Directions ->
Check every line below for the word "Winrate" and copy the ones that have it.

Supplied material ->
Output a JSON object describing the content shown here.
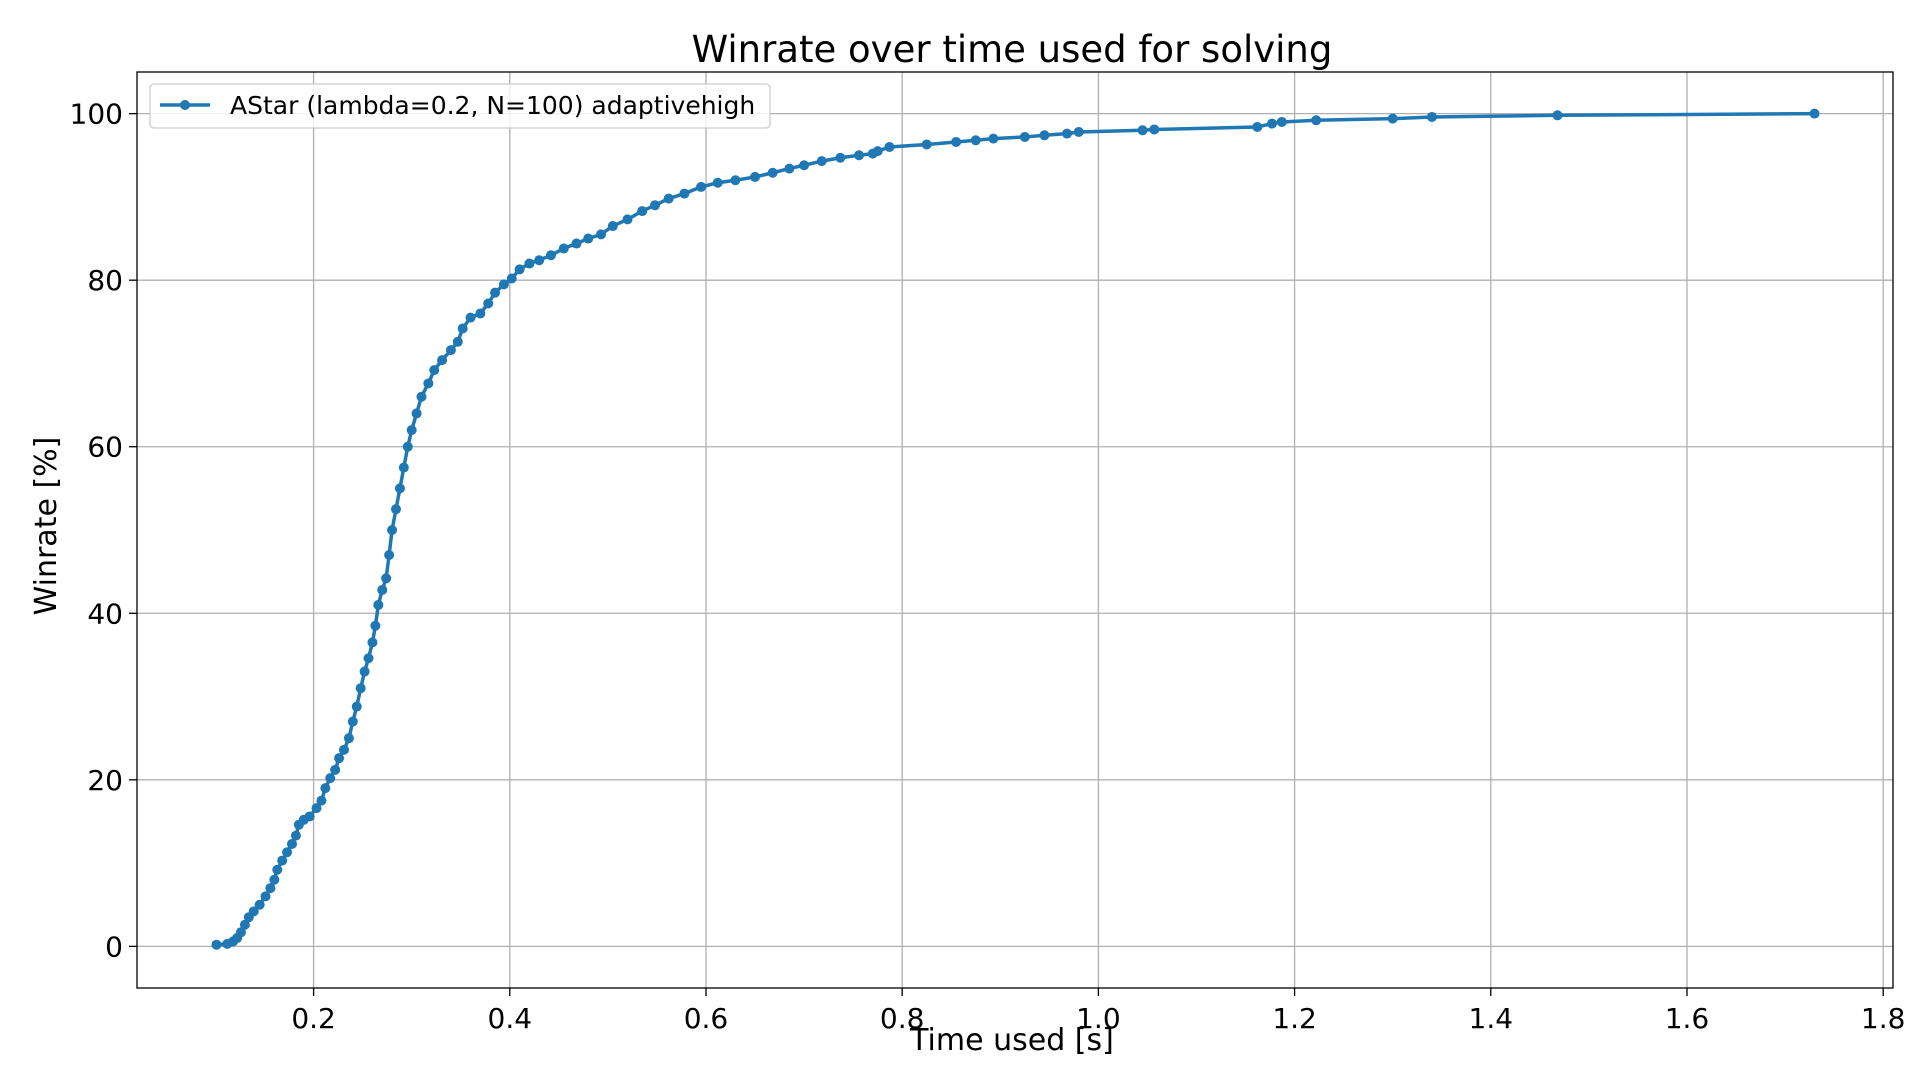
{
  "chart_data": {
    "type": "line",
    "title": "Winrate over time used for solving",
    "xlabel": "Time used [s]",
    "ylabel": "Winrate [%]",
    "xlim": [
      0.02,
      1.81
    ],
    "ylim": [
      -5,
      105
    ],
    "xticks": [
      "0.2",
      "0.4",
      "0.6",
      "0.8",
      "1.0",
      "1.2",
      "1.4",
      "1.6",
      "1.8"
    ],
    "yticks": [
      "0",
      "20",
      "40",
      "60",
      "80",
      "100"
    ],
    "grid": true,
    "legend_position": "upper-left",
    "series": [
      {
        "name": "AStar (lambda=0.2, N=100) adaptivehigh",
        "color": "#1f77b4",
        "marker": "circle",
        "points": [
          [
            0.101,
            0.2
          ],
          [
            0.112,
            0.3
          ],
          [
            0.118,
            0.6
          ],
          [
            0.122,
            1.0
          ],
          [
            0.126,
            1.7
          ],
          [
            0.13,
            2.6
          ],
          [
            0.134,
            3.5
          ],
          [
            0.139,
            4.2
          ],
          [
            0.145,
            5.0
          ],
          [
            0.151,
            6.0
          ],
          [
            0.156,
            7.0
          ],
          [
            0.16,
            8.0
          ],
          [
            0.163,
            9.2
          ],
          [
            0.168,
            10.3
          ],
          [
            0.173,
            11.3
          ],
          [
            0.178,
            12.3
          ],
          [
            0.182,
            13.3
          ],
          [
            0.185,
            14.6
          ],
          [
            0.19,
            15.2
          ],
          [
            0.196,
            15.6
          ],
          [
            0.203,
            16.6
          ],
          [
            0.208,
            17.5
          ],
          [
            0.212,
            19.0
          ],
          [
            0.217,
            20.2
          ],
          [
            0.222,
            21.2
          ],
          [
            0.226,
            22.6
          ],
          [
            0.231,
            23.6
          ],
          [
            0.236,
            25.0
          ],
          [
            0.24,
            27.0
          ],
          [
            0.244,
            28.8
          ],
          [
            0.248,
            31.0
          ],
          [
            0.252,
            33.0
          ],
          [
            0.256,
            34.6
          ],
          [
            0.26,
            36.5
          ],
          [
            0.263,
            38.5
          ],
          [
            0.266,
            41.0
          ],
          [
            0.27,
            42.8
          ],
          [
            0.274,
            44.2
          ],
          [
            0.277,
            47.0
          ],
          [
            0.28,
            50.0
          ],
          [
            0.284,
            52.5
          ],
          [
            0.288,
            55.0
          ],
          [
            0.292,
            57.5
          ],
          [
            0.296,
            60.0
          ],
          [
            0.3,
            62.0
          ],
          [
            0.305,
            64.0
          ],
          [
            0.31,
            66.0
          ],
          [
            0.317,
            67.6
          ],
          [
            0.323,
            69.2
          ],
          [
            0.331,
            70.4
          ],
          [
            0.34,
            71.6
          ],
          [
            0.347,
            72.6
          ],
          [
            0.352,
            74.2
          ],
          [
            0.36,
            75.5
          ],
          [
            0.37,
            76.0
          ],
          [
            0.378,
            77.2
          ],
          [
            0.385,
            78.5
          ],
          [
            0.394,
            79.5
          ],
          [
            0.402,
            80.2
          ],
          [
            0.41,
            81.3
          ],
          [
            0.42,
            82.0
          ],
          [
            0.43,
            82.4
          ],
          [
            0.442,
            83.0
          ],
          [
            0.455,
            83.8
          ],
          [
            0.468,
            84.4
          ],
          [
            0.48,
            85.0
          ],
          [
            0.493,
            85.5
          ],
          [
            0.505,
            86.5
          ],
          [
            0.52,
            87.3
          ],
          [
            0.535,
            88.3
          ],
          [
            0.548,
            89.0
          ],
          [
            0.562,
            89.8
          ],
          [
            0.578,
            90.4
          ],
          [
            0.595,
            91.2
          ],
          [
            0.612,
            91.7
          ],
          [
            0.63,
            92.0
          ],
          [
            0.65,
            92.4
          ],
          [
            0.668,
            92.9
          ],
          [
            0.685,
            93.4
          ],
          [
            0.7,
            93.8
          ],
          [
            0.718,
            94.3
          ],
          [
            0.737,
            94.7
          ],
          [
            0.756,
            95.0
          ],
          [
            0.77,
            95.2
          ],
          [
            0.775,
            95.5
          ],
          [
            0.787,
            96.0
          ],
          [
            0.825,
            96.3
          ],
          [
            0.855,
            96.6
          ],
          [
            0.875,
            96.8
          ],
          [
            0.893,
            97.0
          ],
          [
            0.925,
            97.2
          ],
          [
            0.945,
            97.4
          ],
          [
            0.968,
            97.6
          ],
          [
            0.98,
            97.8
          ],
          [
            1.045,
            98.0
          ],
          [
            1.057,
            98.1
          ],
          [
            1.162,
            98.4
          ],
          [
            1.177,
            98.8
          ],
          [
            1.187,
            99.0
          ],
          [
            1.222,
            99.2
          ],
          [
            1.3,
            99.4
          ],
          [
            1.34,
            99.6
          ],
          [
            1.468,
            99.8
          ],
          [
            1.73,
            100.0
          ]
        ]
      }
    ]
  }
}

Answer to the problem ->
    "title": "Winrate over time used for solving",
    "ylabel": "Winrate [%]",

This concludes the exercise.